Below are some records; reproduce every one of them exactly.
· · · · · · ·
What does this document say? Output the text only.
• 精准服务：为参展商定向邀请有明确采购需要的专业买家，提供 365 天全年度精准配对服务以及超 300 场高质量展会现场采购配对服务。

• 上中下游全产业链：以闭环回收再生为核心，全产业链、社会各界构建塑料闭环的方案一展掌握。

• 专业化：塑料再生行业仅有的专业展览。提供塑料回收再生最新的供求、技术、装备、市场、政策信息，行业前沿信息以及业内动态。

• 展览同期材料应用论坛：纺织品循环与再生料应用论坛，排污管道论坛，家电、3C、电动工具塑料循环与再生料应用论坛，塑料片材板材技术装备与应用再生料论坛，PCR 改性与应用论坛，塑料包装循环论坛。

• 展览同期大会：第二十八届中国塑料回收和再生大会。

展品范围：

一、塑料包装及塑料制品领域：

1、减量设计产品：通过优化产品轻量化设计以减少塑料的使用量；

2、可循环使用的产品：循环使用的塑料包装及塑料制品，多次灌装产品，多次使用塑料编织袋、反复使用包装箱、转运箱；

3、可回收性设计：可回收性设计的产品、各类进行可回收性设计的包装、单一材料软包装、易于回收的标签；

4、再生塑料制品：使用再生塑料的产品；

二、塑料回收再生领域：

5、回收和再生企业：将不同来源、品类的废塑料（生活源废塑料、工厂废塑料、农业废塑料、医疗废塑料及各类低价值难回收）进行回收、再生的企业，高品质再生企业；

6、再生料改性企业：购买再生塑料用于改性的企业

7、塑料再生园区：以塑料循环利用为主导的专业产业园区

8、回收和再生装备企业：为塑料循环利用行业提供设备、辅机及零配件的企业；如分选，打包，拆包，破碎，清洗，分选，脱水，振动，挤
· · · · · · ·
Reply to the exercise
What does this document say? Output the text only.
• 精准服务：为参展商定向邀请有明确采购需要的专业买家，提供 365 天全年度精准配对服务以及超 300 场高质量展会现场采购配对服务。

• 上中下游全产业链：以闭环回收再生为核心，全产业链、社会各界构建塑料闭环的方案一展掌握。

• 专业化：塑料再生行业仅有的专业展览。提供塑料回收再生最新的供求、技术、装备、市场、政策信息，行业前沿信息以及业内动态。

• 展览同期材料应用论坛：纺织品循环与再生料应用论坛，排污管道论坛，家电、3C、电动工具塑料循环与再生料应用论坛，塑料片材板材技术装备与应用再生料论坛，PCR 改性与应用论坛，塑料包装循环论坛。

• 展览同期大会：第二十八届中国塑料回收和再生大会。

展品范围：

一、塑料包装及塑料制品领域：

1、减量设计产品：通过优化产品轻量化设计以减少塑料的使用量；

2、可循环使用的产品：循环使用的塑料包装及塑料制品，多次灌装产品，多次使用塑料编织袋、反复使用包装箱、转运箱；

3、可回收性设计：可回收性设计的产品、各类进行可回收性设计的包装、单一材料软包装、易于回收的标签；

4、再生塑料制品：使用再生塑料的产品；

二、塑料回收再生领域：

5、回收和再生企业：将不同来源、品类的废塑料（生活源废塑料、工厂废塑料、农业废塑料、医疗废塑料及各类低价值难回收）进行回收、再生的企业，高品质再生企业；

6、再生料改性企业：购买再生塑料用于改性的企业

7、塑料再生园区：以塑料循环利用为主导的专业产业园区

8、回收和再生装备企业：为塑料循环利用行业提供设备、辅机及零配件的企业；如分选，打包，拆包，破碎，清洗，分选，脱水，振动，挤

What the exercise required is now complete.